**Description of the task:** Look through the records below, and copy out every line that holds the string "повышения".

[Dataset items]
|---|

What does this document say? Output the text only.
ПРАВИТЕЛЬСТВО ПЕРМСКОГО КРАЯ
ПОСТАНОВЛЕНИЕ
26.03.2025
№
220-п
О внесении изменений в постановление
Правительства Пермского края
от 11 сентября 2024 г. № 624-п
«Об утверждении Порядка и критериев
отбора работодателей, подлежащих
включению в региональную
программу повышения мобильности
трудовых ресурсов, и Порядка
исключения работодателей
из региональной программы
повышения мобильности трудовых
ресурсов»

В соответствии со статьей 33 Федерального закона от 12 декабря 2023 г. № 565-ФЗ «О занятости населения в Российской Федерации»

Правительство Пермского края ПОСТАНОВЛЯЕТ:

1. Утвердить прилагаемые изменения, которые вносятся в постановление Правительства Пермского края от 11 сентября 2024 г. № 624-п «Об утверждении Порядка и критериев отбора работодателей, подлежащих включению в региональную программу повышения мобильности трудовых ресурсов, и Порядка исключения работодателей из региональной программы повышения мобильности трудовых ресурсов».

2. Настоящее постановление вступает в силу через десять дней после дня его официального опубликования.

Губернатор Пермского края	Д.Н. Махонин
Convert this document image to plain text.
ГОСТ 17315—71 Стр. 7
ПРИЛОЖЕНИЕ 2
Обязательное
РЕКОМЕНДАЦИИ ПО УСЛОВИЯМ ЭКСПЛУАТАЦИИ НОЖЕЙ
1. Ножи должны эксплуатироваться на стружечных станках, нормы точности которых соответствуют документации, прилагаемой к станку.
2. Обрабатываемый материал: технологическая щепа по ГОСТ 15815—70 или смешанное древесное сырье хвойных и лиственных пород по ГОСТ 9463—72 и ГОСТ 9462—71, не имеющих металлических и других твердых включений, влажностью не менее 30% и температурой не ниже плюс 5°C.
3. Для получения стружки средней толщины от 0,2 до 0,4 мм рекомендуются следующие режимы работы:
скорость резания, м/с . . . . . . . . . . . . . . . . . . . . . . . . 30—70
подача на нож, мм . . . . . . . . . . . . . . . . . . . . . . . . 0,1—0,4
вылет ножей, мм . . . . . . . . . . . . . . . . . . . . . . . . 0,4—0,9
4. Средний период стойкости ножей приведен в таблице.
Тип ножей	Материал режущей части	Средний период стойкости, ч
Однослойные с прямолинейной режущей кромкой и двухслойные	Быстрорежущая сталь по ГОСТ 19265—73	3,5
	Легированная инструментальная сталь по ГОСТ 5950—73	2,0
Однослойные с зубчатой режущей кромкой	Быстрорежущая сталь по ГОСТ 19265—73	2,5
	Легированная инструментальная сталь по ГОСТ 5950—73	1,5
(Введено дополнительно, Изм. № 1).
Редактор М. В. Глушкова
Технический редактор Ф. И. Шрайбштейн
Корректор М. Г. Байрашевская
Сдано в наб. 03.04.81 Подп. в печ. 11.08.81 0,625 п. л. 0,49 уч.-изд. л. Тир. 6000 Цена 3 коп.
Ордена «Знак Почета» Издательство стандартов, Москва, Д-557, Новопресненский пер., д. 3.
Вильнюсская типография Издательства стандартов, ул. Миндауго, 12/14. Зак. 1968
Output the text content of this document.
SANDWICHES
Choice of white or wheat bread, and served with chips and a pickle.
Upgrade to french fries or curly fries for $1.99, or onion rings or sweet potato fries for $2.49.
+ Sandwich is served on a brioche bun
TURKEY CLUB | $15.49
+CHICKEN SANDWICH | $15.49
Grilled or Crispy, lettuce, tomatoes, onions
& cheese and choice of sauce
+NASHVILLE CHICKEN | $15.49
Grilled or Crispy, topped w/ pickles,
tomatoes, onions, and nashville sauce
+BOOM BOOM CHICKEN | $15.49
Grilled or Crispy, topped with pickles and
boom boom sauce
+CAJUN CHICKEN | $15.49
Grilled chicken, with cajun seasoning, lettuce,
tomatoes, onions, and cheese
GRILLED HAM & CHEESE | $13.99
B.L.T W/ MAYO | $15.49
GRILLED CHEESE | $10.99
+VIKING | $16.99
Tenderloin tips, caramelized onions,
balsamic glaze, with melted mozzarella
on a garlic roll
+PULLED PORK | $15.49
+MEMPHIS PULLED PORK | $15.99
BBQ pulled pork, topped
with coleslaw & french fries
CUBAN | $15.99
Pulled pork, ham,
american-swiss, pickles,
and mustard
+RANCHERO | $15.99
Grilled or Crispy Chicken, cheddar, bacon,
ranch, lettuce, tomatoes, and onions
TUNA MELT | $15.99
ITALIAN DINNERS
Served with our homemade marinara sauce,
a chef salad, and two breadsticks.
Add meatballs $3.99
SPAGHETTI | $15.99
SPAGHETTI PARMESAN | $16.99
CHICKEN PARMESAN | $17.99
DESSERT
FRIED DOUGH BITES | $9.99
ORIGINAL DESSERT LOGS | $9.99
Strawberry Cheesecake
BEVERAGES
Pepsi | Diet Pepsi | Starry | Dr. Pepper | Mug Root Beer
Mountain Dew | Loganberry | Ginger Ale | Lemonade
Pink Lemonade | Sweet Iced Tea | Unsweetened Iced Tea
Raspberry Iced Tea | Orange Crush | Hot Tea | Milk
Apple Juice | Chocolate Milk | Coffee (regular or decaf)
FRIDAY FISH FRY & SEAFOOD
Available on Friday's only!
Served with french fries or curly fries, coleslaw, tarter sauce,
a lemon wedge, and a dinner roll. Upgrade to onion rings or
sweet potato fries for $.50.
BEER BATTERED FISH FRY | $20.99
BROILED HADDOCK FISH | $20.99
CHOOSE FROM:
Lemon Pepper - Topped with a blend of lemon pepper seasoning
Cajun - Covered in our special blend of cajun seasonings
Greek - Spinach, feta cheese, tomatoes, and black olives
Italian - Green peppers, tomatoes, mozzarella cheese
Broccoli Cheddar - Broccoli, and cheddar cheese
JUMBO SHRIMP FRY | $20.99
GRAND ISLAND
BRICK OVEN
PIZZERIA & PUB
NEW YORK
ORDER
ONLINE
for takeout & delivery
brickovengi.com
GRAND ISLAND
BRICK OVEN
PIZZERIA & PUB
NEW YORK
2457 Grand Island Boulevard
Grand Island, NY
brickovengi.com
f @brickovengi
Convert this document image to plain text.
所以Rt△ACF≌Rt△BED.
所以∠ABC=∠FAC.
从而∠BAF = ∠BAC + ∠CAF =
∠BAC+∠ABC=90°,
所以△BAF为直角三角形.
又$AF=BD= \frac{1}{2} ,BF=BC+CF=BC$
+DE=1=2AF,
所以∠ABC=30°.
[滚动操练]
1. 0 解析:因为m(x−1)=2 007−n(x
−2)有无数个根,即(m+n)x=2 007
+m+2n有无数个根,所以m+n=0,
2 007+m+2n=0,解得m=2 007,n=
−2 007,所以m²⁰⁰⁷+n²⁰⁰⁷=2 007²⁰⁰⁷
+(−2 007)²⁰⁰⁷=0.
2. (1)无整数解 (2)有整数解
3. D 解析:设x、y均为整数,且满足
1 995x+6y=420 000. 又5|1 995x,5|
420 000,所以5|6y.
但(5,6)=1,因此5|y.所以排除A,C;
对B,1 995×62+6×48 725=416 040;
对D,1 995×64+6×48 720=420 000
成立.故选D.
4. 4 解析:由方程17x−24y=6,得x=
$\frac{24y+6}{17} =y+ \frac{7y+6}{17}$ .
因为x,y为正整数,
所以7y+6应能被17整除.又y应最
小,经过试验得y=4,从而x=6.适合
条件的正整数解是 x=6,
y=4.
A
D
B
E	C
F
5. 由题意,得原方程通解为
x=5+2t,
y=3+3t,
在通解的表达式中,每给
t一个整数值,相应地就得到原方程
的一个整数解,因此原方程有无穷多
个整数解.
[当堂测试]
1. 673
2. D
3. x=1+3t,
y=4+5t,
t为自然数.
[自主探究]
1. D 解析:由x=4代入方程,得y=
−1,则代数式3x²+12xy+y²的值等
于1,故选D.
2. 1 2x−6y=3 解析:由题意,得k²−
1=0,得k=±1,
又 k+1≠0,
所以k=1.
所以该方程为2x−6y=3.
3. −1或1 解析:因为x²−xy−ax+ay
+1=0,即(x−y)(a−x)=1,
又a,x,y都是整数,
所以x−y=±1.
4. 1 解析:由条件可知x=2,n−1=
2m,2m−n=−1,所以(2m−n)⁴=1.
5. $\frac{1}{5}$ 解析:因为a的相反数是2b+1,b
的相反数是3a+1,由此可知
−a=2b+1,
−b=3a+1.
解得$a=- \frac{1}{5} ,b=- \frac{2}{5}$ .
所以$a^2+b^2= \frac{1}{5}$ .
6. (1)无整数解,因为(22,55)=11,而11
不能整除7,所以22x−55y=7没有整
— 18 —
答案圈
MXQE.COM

|---|

**Reply to the exercise:**
программу повышения мобильности
повышения мобильности трудовых
1. Утвердить прилагаемые изменения, которые вносятся в постановление Правительства Пермского края от 11 сентября 2024 г. № 624-п «Об утверждении Порядка и критериев отбора работодателей, подлежащих включению в региональную программу повышения мобильности трудовых ресурсов, и Порядка исключения работодателей из региональной программы повышения мобильности трудовых ресурсов».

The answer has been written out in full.